For the entries that follow, tally the lines holding the string "союзниковъ". Give the total and nothing else.

----------

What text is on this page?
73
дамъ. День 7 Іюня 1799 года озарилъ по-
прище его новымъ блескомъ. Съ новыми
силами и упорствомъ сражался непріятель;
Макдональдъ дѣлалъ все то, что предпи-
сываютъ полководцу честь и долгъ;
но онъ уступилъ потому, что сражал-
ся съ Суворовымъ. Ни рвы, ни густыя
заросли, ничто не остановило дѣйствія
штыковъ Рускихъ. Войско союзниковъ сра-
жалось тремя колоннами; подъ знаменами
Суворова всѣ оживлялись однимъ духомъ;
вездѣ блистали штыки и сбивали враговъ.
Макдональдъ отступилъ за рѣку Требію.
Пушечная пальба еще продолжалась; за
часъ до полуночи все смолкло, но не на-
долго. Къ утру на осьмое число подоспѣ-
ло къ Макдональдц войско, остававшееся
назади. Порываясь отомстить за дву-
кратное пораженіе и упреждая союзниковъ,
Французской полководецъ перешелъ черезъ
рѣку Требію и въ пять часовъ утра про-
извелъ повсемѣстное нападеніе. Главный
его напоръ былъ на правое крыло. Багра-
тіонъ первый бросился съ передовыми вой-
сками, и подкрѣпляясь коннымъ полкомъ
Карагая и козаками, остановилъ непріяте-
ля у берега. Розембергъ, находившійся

----------

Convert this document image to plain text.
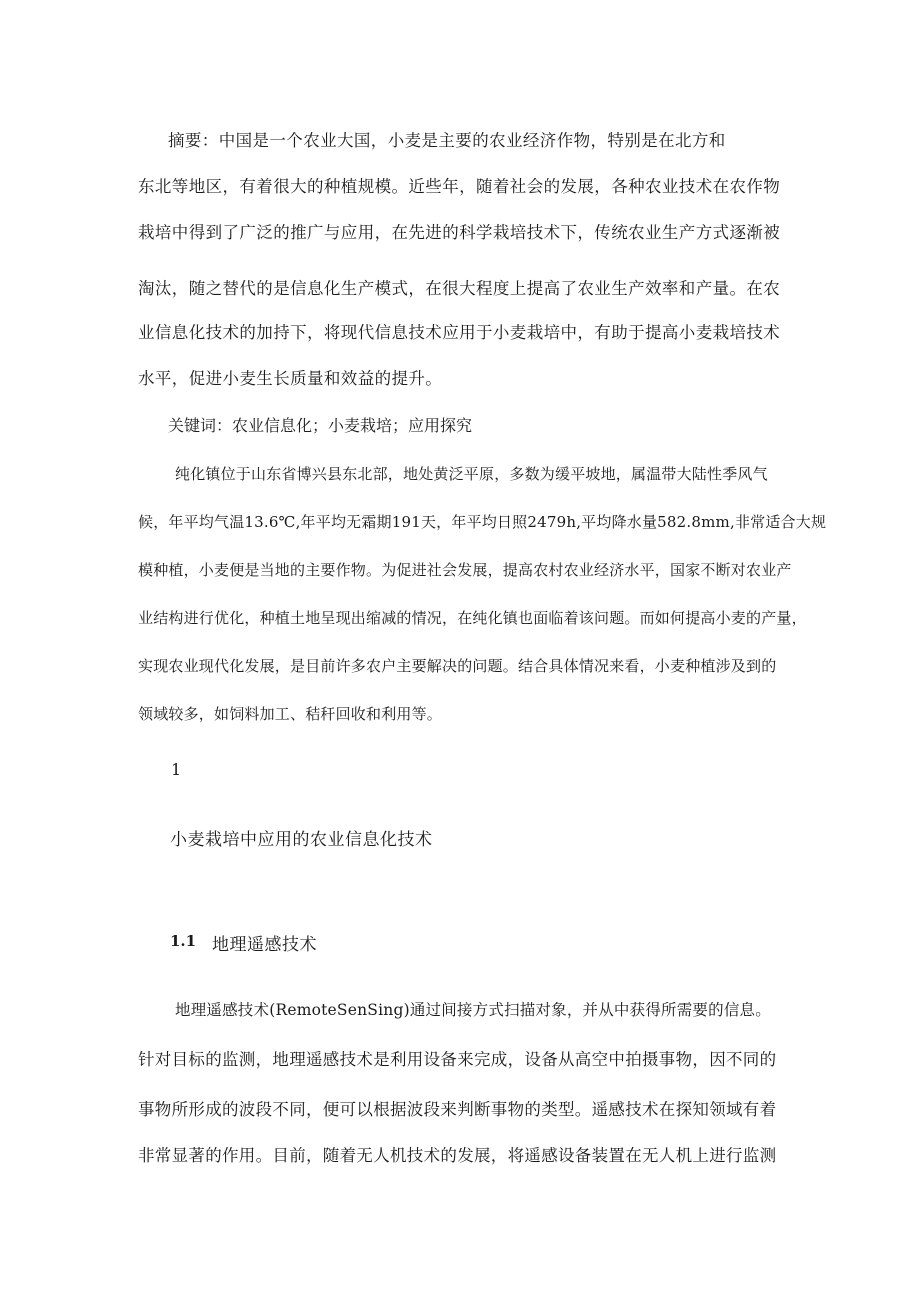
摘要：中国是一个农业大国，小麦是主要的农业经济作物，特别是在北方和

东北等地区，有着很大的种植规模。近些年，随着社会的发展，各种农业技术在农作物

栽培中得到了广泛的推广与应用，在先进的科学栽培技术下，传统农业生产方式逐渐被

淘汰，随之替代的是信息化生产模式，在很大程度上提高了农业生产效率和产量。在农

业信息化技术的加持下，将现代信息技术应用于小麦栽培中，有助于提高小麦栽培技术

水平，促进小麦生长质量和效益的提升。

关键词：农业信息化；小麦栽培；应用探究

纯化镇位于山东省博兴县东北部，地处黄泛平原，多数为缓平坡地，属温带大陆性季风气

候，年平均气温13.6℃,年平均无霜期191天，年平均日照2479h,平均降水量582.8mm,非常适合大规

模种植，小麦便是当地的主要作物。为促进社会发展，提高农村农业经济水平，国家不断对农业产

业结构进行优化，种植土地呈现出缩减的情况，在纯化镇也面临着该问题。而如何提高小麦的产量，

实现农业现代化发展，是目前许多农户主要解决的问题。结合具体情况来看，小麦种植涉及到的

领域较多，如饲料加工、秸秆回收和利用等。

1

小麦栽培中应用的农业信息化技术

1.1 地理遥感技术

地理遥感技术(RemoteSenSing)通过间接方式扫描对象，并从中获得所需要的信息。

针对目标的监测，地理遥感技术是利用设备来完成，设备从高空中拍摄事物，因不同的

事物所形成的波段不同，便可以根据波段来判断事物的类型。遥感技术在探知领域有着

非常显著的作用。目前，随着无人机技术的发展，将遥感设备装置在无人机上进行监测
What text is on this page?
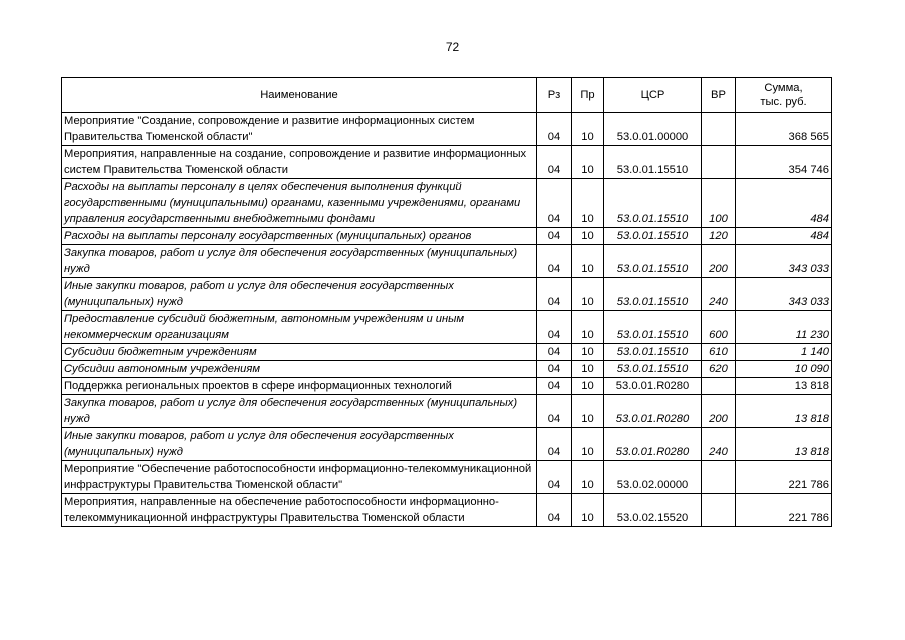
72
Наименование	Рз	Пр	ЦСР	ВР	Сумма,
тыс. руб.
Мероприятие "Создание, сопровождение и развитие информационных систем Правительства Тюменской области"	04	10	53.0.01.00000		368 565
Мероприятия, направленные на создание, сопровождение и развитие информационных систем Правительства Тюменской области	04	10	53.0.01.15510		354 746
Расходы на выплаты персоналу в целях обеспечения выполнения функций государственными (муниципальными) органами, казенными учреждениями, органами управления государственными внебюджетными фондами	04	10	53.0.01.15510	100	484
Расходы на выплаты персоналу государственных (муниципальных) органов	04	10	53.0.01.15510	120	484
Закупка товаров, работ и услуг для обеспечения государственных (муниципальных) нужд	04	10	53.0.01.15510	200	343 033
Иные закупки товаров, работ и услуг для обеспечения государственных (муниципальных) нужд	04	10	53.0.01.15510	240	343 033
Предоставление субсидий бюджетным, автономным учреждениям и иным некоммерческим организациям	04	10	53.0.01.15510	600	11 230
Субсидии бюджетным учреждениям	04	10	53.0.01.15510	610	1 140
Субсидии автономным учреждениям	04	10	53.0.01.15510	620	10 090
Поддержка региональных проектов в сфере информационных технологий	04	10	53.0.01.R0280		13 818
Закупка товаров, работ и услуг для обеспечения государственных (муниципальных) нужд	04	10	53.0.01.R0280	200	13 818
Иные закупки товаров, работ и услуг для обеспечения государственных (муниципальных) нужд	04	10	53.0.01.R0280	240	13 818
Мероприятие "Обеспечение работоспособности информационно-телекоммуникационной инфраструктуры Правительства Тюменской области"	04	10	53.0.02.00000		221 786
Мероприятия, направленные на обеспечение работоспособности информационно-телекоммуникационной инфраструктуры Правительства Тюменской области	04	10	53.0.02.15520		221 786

----------

*EXERCISE ANSWER:* 2